Exercise goal -> Exactly repeat the material, dropping every picture from the copy.

Entries from a visual dataset
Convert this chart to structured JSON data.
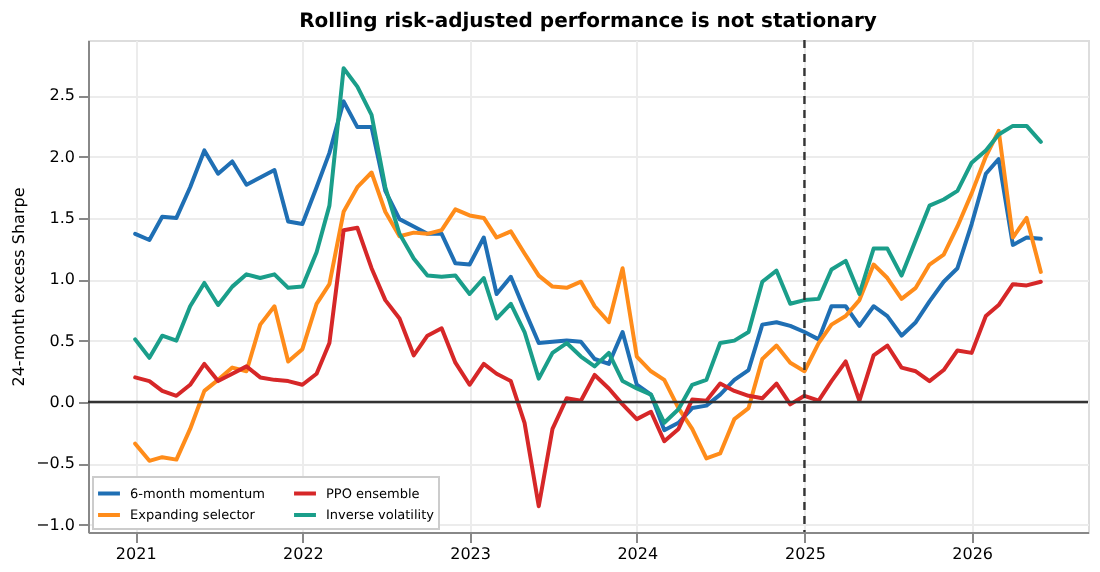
{
  "chart_data": {
    "type": "line",
    "title": "Rolling risk-adjusted performance is not stationary",
    "ylabel": "24-month excess Sharpe",
    "x": [
      "2021-01",
      "2021-02",
      "2021-03",
      "2021-04",
      "2021-05",
      "2021-06",
      "2021-07",
      "2021-08",
      "2021-09",
      "2021-10",
      "2021-11",
      "2021-12",
      "2022-01",
      "2022-02",
      "2022-03",
      "2022-04",
      "2022-05",
      "2022-06",
      "2022-07",
      "2022-08",
      "2022-09",
      "2022-10",
      "2022-11",
      "2022-12",
      "2023-01",
      "2023-02",
      "2023-03",
      "2023-04",
      "2023-05",
      "2023-06",
      "2023-07",
      "2023-08",
      "2023-09",
      "2023-10",
      "2023-11",
      "2023-12",
      "2024-01",
      "2024-02",
      "2024-03",
      "2024-04",
      "2024-05",
      "2024-06",
      "2024-07",
      "2024-08",
      "2024-09",
      "2024-10",
      "2024-11",
      "2024-12",
      "2025-01",
      "2025-02",
      "2025-03",
      "2025-04",
      "2025-05",
      "2025-06",
      "2025-07",
      "2025-08",
      "2025-09",
      "2025-10",
      "2025-11",
      "2025-12",
      "2026-01",
      "2026-02",
      "2026-03",
      "2026-04",
      "2026-05",
      "2026-06"
    ],
    "series": [
      {
        "name": "6-month momentum",
        "color": "#1f6fb4",
        "values": [
          1.37,
          1.32,
          1.51,
          1.5,
          1.75,
          2.05,
          1.86,
          1.96,
          1.77,
          1.83,
          1.89,
          1.47,
          1.45,
          1.75,
          2.03,
          2.45,
          2.24,
          2.24,
          1.72,
          1.49,
          1.43,
          1.37,
          1.37,
          1.13,
          1.12,
          1.34,
          0.88,
          1.02,
          0.75,
          0.48,
          0.49,
          0.5,
          0.49,
          0.35,
          0.31,
          0.57,
          0.14,
          0.06,
          -0.23,
          -0.17,
          -0.05,
          -0.03,
          0.06,
          0.18,
          0.26,
          0.63,
          0.65,
          0.62,
          0.57,
          0.51,
          0.78,
          0.78,
          0.62,
          0.78,
          0.7,
          0.54,
          0.65,
          0.82,
          0.98,
          1.09,
          1.45,
          1.86,
          1.98,
          1.28,
          1.34,
          1.33
        ]
      },
      {
        "name": "Expanding selector",
        "color": "#ff8c1a",
        "values": [
          -0.34,
          -0.48,
          -0.45,
          -0.47,
          -0.22,
          0.09,
          0.18,
          0.28,
          0.25,
          0.63,
          0.78,
          0.33,
          0.43,
          0.8,
          0.96,
          1.55,
          1.75,
          1.87,
          1.55,
          1.35,
          1.38,
          1.37,
          1.4,
          1.57,
          1.52,
          1.5,
          1.34,
          1.39,
          1.21,
          1.03,
          0.94,
          0.93,
          0.98,
          0.78,
          0.65,
          1.09,
          0.37,
          0.25,
          0.18,
          -0.05,
          -0.22,
          -0.46,
          -0.42,
          -0.14,
          -0.05,
          0.35,
          0.46,
          0.32,
          0.25,
          0.48,
          0.63,
          0.7,
          0.83,
          1.12,
          1.01,
          0.84,
          0.93,
          1.12,
          1.2,
          1.43,
          1.7,
          2.0,
          2.21,
          1.34,
          1.5,
          1.06
        ]
      },
      {
        "name": "PPO ensemble",
        "color": "#d62728",
        "values": [
          0.2,
          0.17,
          0.09,
          0.05,
          0.14,
          0.31,
          0.17,
          0.23,
          0.29,
          0.2,
          0.18,
          0.17,
          0.14,
          0.23,
          0.48,
          1.4,
          1.42,
          1.09,
          0.83,
          0.68,
          0.38,
          0.54,
          0.6,
          0.32,
          0.14,
          0.31,
          0.23,
          0.17,
          -0.17,
          -0.85,
          -0.22,
          0.03,
          0.01,
          0.22,
          0.11,
          -0.02,
          -0.14,
          -0.08,
          -0.32,
          -0.22,
          0.02,
          0.01,
          0.15,
          0.09,
          0.05,
          0.03,
          0.15,
          -0.02,
          0.05,
          0.01,
          0.17,
          0.33,
          0.01,
          0.38,
          0.46,
          0.28,
          0.25,
          0.17,
          0.26,
          0.42,
          0.4,
          0.7,
          0.79,
          0.96,
          0.95,
          0.98
        ]
      },
      {
        "name": "Inverse volatility",
        "color": "#1a9e8a",
        "values": [
          0.51,
          0.36,
          0.54,
          0.5,
          0.78,
          0.97,
          0.79,
          0.94,
          1.04,
          1.01,
          1.04,
          0.93,
          0.94,
          1.22,
          1.6,
          2.72,
          2.57,
          2.34,
          1.75,
          1.37,
          1.17,
          1.03,
          1.02,
          1.03,
          0.88,
          1.01,
          0.68,
          0.8,
          0.57,
          0.19,
          0.4,
          0.48,
          0.37,
          0.29,
          0.4,
          0.17,
          0.11,
          0.06,
          -0.17,
          -0.06,
          0.14,
          0.18,
          0.48,
          0.5,
          0.57,
          0.98,
          1.07,
          0.8,
          0.83,
          0.84,
          1.08,
          1.15,
          0.88,
          1.25,
          1.25,
          1.03,
          1.32,
          1.6,
          1.65,
          1.72,
          1.95,
          2.05,
          2.18,
          2.25,
          2.25,
          2.12
        ]
      }
    ],
    "xlim": [
      "2020-09-20",
      "2026-09-12"
    ],
    "xticks": [
      "2021",
      "2022",
      "2023",
      "2024",
      "2025",
      "2026"
    ],
    "ylim": [
      -1.06,
      2.95
    ],
    "yticks": [
      {
        "value": -1,
        "label": "−1.0"
      },
      {
        "value": -0.5,
        "label": "−0.5"
      },
      {
        "value": 0,
        "label": "0.0"
      },
      {
        "value": 0.5,
        "label": "0.5"
      },
      {
        "value": 1,
        "label": "1.0"
      },
      {
        "value": 1.5,
        "label": "1.5"
      },
      {
        "value": 2,
        "label": "2.0"
      },
      {
        "value": 2.5,
        "label": "2.5"
      }
    ],
    "ref_lines": [
      {
        "axis": "y",
        "value": 0,
        "color": "#333333",
        "line_style": "solid"
      },
      {
        "axis": "x",
        "value": "2025-01",
        "color": "#333333",
        "line_style": "dashed"
      }
    ],
    "grid": true,
    "legend": "bottom left",
    "marker": "none",
    "line_style": "solid"
  }
}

The response ->
Convert this chart to structured JSON data.
{
  "chart_data": {
    "type": "line",
    "title": "Rolling risk-adjusted performance is not stationary",
    "ylabel": "24-month excess Sharpe",
    "x": [
      "2021-01",
      "2021-02",
      "2021-03",
      "2021-04",
      "2021-05",
      "2021-06",
      "2021-07",
      "2021-08",
      "2021-09",
      "2021-10",
      "2021-11",
      "2021-12",
      "2022-01",
      "2022-02",
      "2022-03",
      "2022-04",
      "2022-05",
      "2022-06",
      "2022-07",
      "2022-08",
      "2022-09",
      "2022-10",
      "2022-11",
      "2022-12",
      "2023-01",
      "2023-02",
      "2023-03",
      "2023-04",
      "2023-05",
      "2023-06",
      "2023-07",
      "2023-08",
      "2023-09",
      "2023-10",
      "2023-11",
      "2023-12",
      "2024-01",
      "2024-02",
      "2024-03",
      "2024-04",
      "2024-05",
      "2024-06",
      "2024-07",
      "2024-08",
      "2024-09",
      "2024-10",
      "2024-11",
      "2024-12",
      "2025-01",
      "2025-02",
      "2025-03",
      "2025-04",
      "2025-05",
      "2025-06",
      "2025-07",
      "2025-08",
      "2025-09",
      "2025-10",
      "2025-11",
      "2025-12",
      "2026-01",
      "2026-02",
      "2026-03",
      "2026-04",
      "2026-05",
      "2026-06"
    ],
    "series": [
      {
        "name": "6-month momentum",
        "color": "#1f6fb4",
        "values": [
          1.37,
          1.32,
          1.51,
          1.5,
          1.75,
          2.05,
          1.86,
          1.96,
          1.77,
          1.83,
          1.89,
          1.47,
          1.45,
          1.75,
          2.03,
          2.45,
          2.24,
          2.24,
          1.72,
          1.49,
          1.43,
          1.37,
          1.37,
          1.13,
          1.12,
          1.34,
          0.88,
          1.02,
          0.75,
          0.48,
          0.49,
          0.5,
          0.49,
          0.35,
          0.31,
          0.57,
          0.14,
          0.06,
          -0.23,
          -0.17,
          -0.05,
          -0.03,
          0.06,
          0.18,
          0.26,
          0.63,
          0.65,
          0.62,
          0.57,
          0.51,
          0.78,
          0.78,
          0.62,
          0.78,
          0.7,
          0.54,
          0.65,
          0.82,
          0.98,
          1.09,
          1.45,
          1.86,
          1.98,
          1.28,
          1.34,
          1.33
        ]
      },
      {
        "name": "Expanding selector",
        "color": "#ff8c1a",
        "values": [
          -0.34,
          -0.48,
          -0.45,
          -0.47,
          -0.22,
          0.09,
          0.18,
          0.28,
          0.25,
          0.63,
          0.78,
          0.33,
          0.43,
          0.8,
          0.96,
          1.55,
          1.75,
          1.87,
          1.55,
          1.35,
          1.38,
          1.37,
          1.4,
          1.57,
          1.52,
          1.5,
          1.34,
          1.39,
          1.21,
          1.03,
          0.94,
          0.93,
          0.98,
          0.78,
          0.65,
          1.09,
          0.37,
          0.25,
          0.18,
          -0.05,
          -0.22,
          -0.46,
          -0.42,
          -0.14,
          -0.05,
          0.35,
          0.46,
          0.32,
          0.25,
          0.48,
          0.63,
          0.7,
          0.83,
          1.12,
          1.01,
          0.84,
          0.93,
          1.12,
          1.2,
          1.43,
          1.7,
          2.0,
          2.21,
          1.34,
          1.5,
          1.06
        ]
      },
      {
        "name": "PPO ensemble",
        "color": "#d62728",
        "values": [
          0.2,
          0.17,
          0.09,
          0.05,
          0.14,
          0.31,
          0.17,
          0.23,
          0.29,
          0.2,
          0.18,
          0.17,
          0.14,
          0.23,
          0.48,
          1.4,
          1.42,
          1.09,
          0.83,
          0.68,
          0.38,
          0.54,
          0.6,
          0.32,
          0.14,
          0.31,
          0.23,
          0.17,
          -0.17,
          -0.85,
          -0.22,
          0.03,
          0.01,
          0.22,
          0.11,
          -0.02,
          -0.14,
          -0.08,
          -0.32,
          -0.22,
          0.02,
          0.01,
          0.15,
          0.09,
          0.05,
          0.03,
          0.15,
          -0.02,
          0.05,
          0.01,
          0.17,
          0.33,
          0.01,
          0.38,
          0.46,
          0.28,
          0.25,
          0.17,
          0.26,
          0.42,
          0.4,
          0.7,
          0.79,
          0.96,
          0.95,
          0.98
        ]
      },
      {
        "name": "Inverse volatility",
        "color": "#1a9e8a",
        "values": [
          0.51,
          0.36,
          0.54,
          0.5,
          0.78,
          0.97,
          0.79,
          0.94,
          1.04,
          1.01,
          1.04,
          0.93,
          0.94,
          1.22,
          1.6,
          2.72,
          2.57,
          2.34,
          1.75,
          1.37,
          1.17,
          1.03,
          1.02,
          1.03,
          0.88,
          1.01,
          0.68,
          0.8,
          0.57,
          0.19,
          0.4,
          0.48,
          0.37,
          0.29,
          0.4,
          0.17,
          0.11,
          0.06,
          -0.17,
          -0.06,
          0.14,
          0.18,
          0.48,
          0.5,
          0.57,
          0.98,
          1.07,
          0.8,
          0.83,
          0.84,
          1.08,
          1.15,
          0.88,
          1.25,
          1.25,
          1.03,
          1.32,
          1.6,
          1.65,
          1.72,
          1.95,
          2.05,
          2.18,
          2.25,
          2.25,
          2.12
        ]
      }
    ],
    "xlim": [
      "2020-09-20",
      "2026-09-12"
    ],
    "xticks": [
      "2021",
      "2022",
      "2023",
      "2024",
      "2025",
      "2026"
    ],
    "ylim": [
      -1.06,
      2.95
    ],
    "yticks": [
      {
        "value": -1,
        "label": "−1.0"
      },
      {
        "value": -0.5,
        "label": "−0.5"
      },
      {
        "value": 0,
        "label": "0.0"
      },
      {
        "value": 0.5,
        "label": "0.5"
      },
      {
        "value": 1,
        "label": "1.0"
      },
      {
        "value": 1.5,
        "label": "1.5"
      },
      {
        "value": 2,
        "label": "2.0"
      },
      {
        "value": 2.5,
        "label": "2.5"
      }
    ],
    "ref_lines": [
      {
        "axis": "y",
        "value": 0,
        "color": "#333333",
        "line_style": "solid"
      },
      {
        "axis": "x",
        "value": "2025-01",
        "color": "#333333",
        "line_style": "dashed"
      }
    ],
    "grid": true,
    "legend": "bottom left",
    "marker": "none",
    "line_style": "solid"
  }
}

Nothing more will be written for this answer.